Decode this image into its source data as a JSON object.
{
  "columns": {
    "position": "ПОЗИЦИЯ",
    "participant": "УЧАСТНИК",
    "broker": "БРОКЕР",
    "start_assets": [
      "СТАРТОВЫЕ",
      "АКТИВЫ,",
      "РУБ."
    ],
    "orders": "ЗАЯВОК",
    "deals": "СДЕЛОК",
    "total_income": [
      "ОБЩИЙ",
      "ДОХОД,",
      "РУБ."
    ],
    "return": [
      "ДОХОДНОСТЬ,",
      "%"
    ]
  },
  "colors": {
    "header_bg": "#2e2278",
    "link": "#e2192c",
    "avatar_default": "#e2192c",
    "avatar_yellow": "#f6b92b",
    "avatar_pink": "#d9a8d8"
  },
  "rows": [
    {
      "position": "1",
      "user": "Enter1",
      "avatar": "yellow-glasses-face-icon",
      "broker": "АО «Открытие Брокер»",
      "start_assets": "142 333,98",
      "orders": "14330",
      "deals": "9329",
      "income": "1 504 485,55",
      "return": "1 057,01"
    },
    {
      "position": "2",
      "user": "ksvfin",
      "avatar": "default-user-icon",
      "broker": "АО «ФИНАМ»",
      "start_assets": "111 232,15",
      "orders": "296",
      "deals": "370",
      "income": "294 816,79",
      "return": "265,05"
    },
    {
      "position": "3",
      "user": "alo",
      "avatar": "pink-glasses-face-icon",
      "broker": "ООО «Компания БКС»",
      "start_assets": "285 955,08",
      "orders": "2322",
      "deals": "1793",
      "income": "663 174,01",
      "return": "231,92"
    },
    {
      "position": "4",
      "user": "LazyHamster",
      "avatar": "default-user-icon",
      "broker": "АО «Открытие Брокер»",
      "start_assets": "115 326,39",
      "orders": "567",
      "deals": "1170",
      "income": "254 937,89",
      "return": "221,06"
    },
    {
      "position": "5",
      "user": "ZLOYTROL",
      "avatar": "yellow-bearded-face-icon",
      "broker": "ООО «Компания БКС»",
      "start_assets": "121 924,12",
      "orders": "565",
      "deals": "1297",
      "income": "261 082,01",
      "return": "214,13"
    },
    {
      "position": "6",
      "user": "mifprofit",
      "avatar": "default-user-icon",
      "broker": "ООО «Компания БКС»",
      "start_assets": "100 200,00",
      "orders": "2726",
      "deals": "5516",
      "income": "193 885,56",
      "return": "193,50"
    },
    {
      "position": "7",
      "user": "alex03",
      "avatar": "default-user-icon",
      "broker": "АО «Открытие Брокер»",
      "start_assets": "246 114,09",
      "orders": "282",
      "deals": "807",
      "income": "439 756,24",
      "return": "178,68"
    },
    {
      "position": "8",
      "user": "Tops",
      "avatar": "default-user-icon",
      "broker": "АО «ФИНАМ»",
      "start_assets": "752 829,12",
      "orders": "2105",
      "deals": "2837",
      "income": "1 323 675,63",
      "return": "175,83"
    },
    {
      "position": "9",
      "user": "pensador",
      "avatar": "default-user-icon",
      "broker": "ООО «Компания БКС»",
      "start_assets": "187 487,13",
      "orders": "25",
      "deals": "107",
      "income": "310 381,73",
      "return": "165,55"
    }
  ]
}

┄┄┄┄┄┄┄┄┄┄┄┄┄┄┄┄┄┄┄┄

▸ **The problem**: Pick out and copy the lines of the material that include the word "position".

▸ **Full answer**:
    "position": "ПОЗИЦИЯ",
      "position": "1",
      "position": "2",
      "position": "3",
      "position": "4",
      "position": "5",
      "position": "6",
      "position": "7",
      "position": "8",
      "position": "9",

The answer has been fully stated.